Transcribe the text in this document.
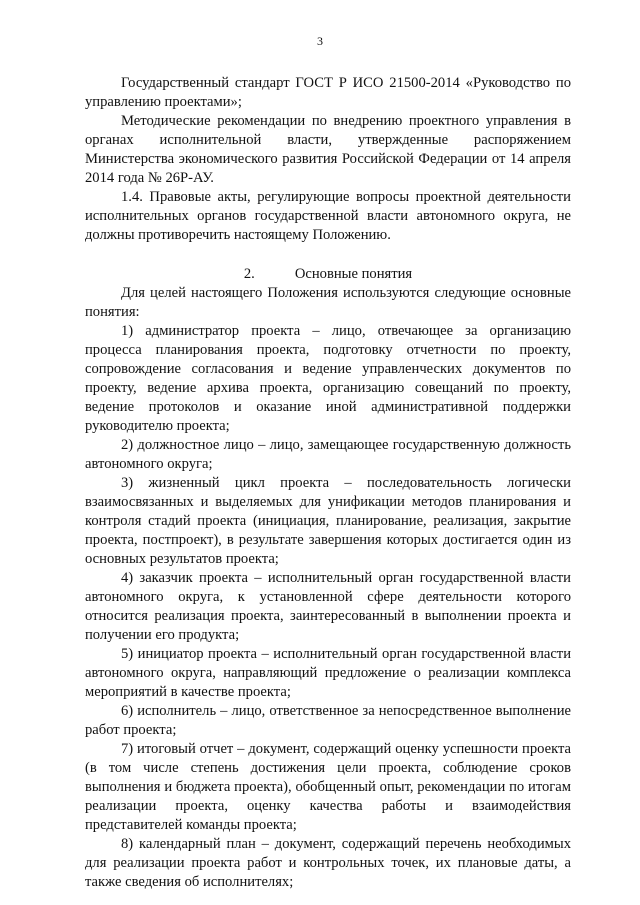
3

Государственный стандарт ГОСТ Р ИСО 21500-2014 «Руководство по управлению проектами»;

Методические рекомендации по внедрению проектного управления в органах исполнительной власти, утвержденные распоряжением Министерства экономического развития Российской Федерации от 14 апреля 2014 года № 26Р-АУ.

1.4. Правовые акты, регулирующие вопросы проектной деятельности исполнительных органов государственной власти автономного округа, не должны противоречить настоящему Положению.

2.	Основные понятия

Для целей настоящего Положения используются следующие основные понятия:

1) администратор проекта – лицо, отвечающее за организацию процесса планирования проекта, подготовку отчетности по проекту, сопровождение согласования и ведение управленческих документов по проекту, ведение архива проекта, организацию совещаний по проекту, ведение протоколов и оказание иной административной поддержки руководителю проекта;

2) должностное лицо – лицо, замещающее государственную должность автономного округа;

3) жизненный цикл проекта – последовательность логически взаимосвязанных и выделяемых для унификации методов планирования и контроля стадий проекта (инициация, планирование, реализация, закрытие проекта, постпроект), в результате завершения которых достигается один из основных результатов проекта;

4) заказчик проекта – исполнительный орган государственной власти автономного округа, к установленной сфере деятельности которого относится реализация проекта, заинтересованный в выполнении проекта и получении его продукта;

5) инициатор проекта – исполнительный орган государственной власти автономного округа, направляющий предложение о реализации комплекса мероприятий в качестве проекта;

6) исполнитель – лицо, ответственное за непосредственное выполнение работ проекта;

7) итоговый отчет – документ, содержащий оценку успешности проекта (в том числе степень достижения цели проекта, соблюдение сроков выполнения и бюджета проекта), обобщенный опыт, рекомендации по итогам реализации проекта, оценку качества работы и взаимодействия представителей команды проекта;

8) календарный план – документ, содержащий перечень необходимых для реализации проекта работ и контрольных точек, их плановые даты, а также сведения об исполнителях;
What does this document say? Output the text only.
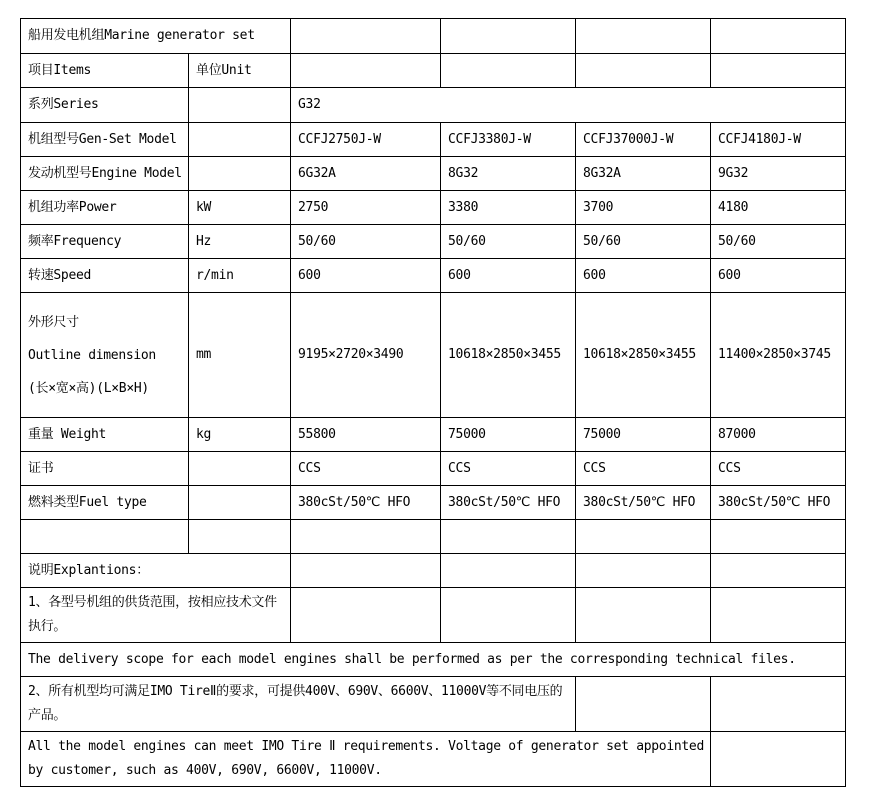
船用发电机组Marine generator set					
项目Items	单位Unit				
系列Series		G32			
机组型号Gen-Set Model		CCFJ2750J-W	CCFJ3380J-W	CCFJ37000J-W	CCFJ4180J-W
发动机型号Engine Model		6G32A	8G32	8G32A	9G32
机组功率Power	kW	2750	3380	3700	4180
频率Frequency	Hz	50/60	50/60	50/60	50/60
转速Speed	r/min	600	600	600	600

外形尺寸
Outline dimension
(长×宽×高)(L×B×H)	mm	9195×2720×3490	10618×2850×3455	10618×2850×3455	11400×2850×3745
重量 Weight	kg	55800	75000	75000	87000
证书		CCS	CCS	CCS	CCS
燃料类型Fuel type		380cSt/50℃ HFO	380cSt/50℃ HFO	380cSt/50℃ HFO	380cSt/50℃ HFO

说明Explantions：					
1、各型号机组的供货范围，按相应技术文件执行。					
The delivery scope for each model engines shall be performed as per the corresponding technical files.					
2、所有机型均可满足IMO TireⅡ的要求，可提供400V、690V、6600V、11000V等不同电压的产品。					
All the model engines can meet IMO Tire Ⅱ requirements. Voltage of generator set appointed by customer, such as 400V, 690V, 6600V, 11000V.					
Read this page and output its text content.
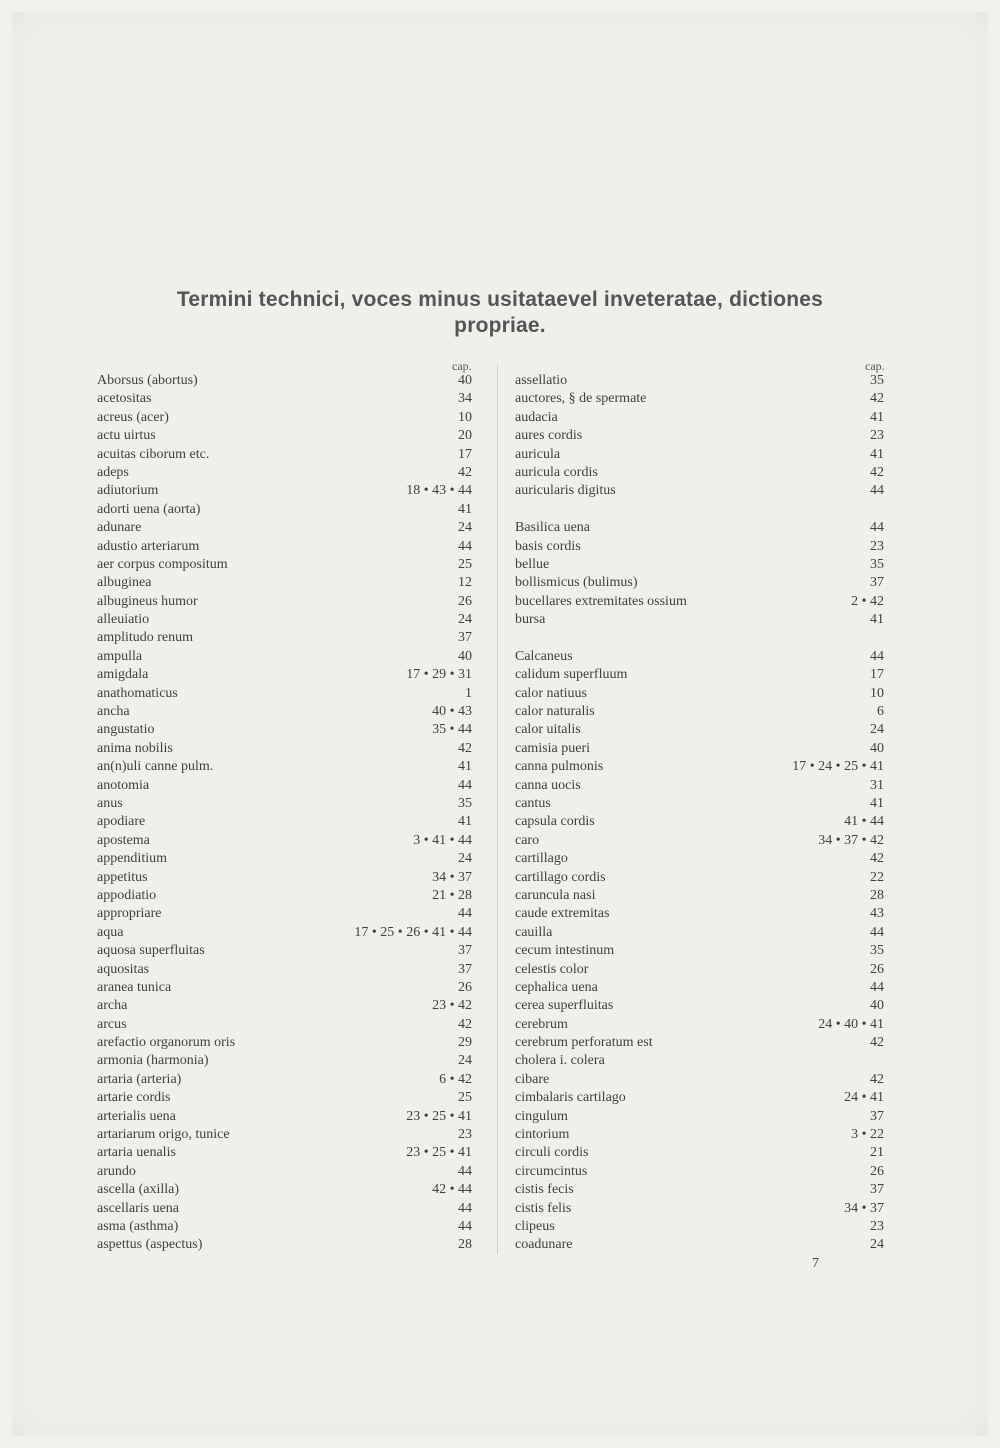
Termini technici, voces minus usitataevel inveteratae, dictiones
propriae.
cap.	cap.
Aborsus (abortus)	40
acetositas	34
acreus (acer)	10
actu uirtus	20
acuitas ciborum etc.	17
adeps	42
adiutorium	18 • 43 • 44
adorti uena (aorta)	41
adunare	24
adustio arteriarum	44
aer corpus compositum	25
albuginea	12
albugineus humor	26
alleuiatio	24
amplitudo renum	37
ampulla	40
amigdala	17 • 29 • 31
anathomaticus	1
ancha	40 • 43
angustatio	35 • 44
anima nobilis	42
an(n)uli canne pulm.	41
anotomia	44
anus	35
apodiare	41
apostema	3 • 41 • 44
appenditium	24
appetitus	34 • 37
appodiatio	21 • 28
appropriare	44
aqua	17 • 25 • 26 • 41 • 44
aquosa superfluitas	37
aquositas	37
aranea tunica	26
archa	23 • 42
arcus	42
arefactio organorum oris	29
armonia (harmonia)	24
artaria (arteria)	6 • 42
artarie cordis	25
arterialis uena	23 • 25 • 41
artariarum origo, tunice	23
artaria uenalis	23 • 25 • 41
arundo	44
ascella (axilla)	42 • 44
ascellaris uena	44
asma (asthma)	44
aspettus (aspectus)	28
assellatio	35
auctores, § de spermate	42
audacia	41
aures cordis	23
auricula	41
auricula cordis	42
auricularis digitus	44
Basilica uena	44
basis cordis	23
bellue	35
bollismicus (bulimus)	37
bucellares extremitates ossium	2 • 42
bursa	41
Calcaneus	44
calidum superfluum	17
calor natiuus	10
calor naturalis	6
calor uitalis	24
camisia pueri	40
canna pulmonis	17 • 24 • 25 • 41
canna uocis	31
cantus	41
capsula cordis	41 • 44
caro	34 • 37 • 42
cartillago	42
cartillago cordis	22
caruncula nasi	28
caude extremitas	43
cauilla	44
cecum intestinum	35
celestis color	26
cephalica uena	44
cerea superfluitas	40
cerebrum	24 • 40 • 41
cerebrum perforatum est	42
cholera i. colera
cibare	42
cimbalaris cartilago	24 • 41
cingulum	37
cintorium	3 • 22
circuli cordis	21
circumcintus	26
cistis fecis	37
cistis felis	34 • 37
clipeus	23
coadunare	24
7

========

§ **Exercise**: Pull out all lines of the data with the string "generator".

§ **Final result**:
船用发电机组Marine generator set					
All the model engines can meet IMO Tire Ⅱ requirements. Voltage of generator set appointed by customer, such as 400V, 690V, 6600V, 11000V.					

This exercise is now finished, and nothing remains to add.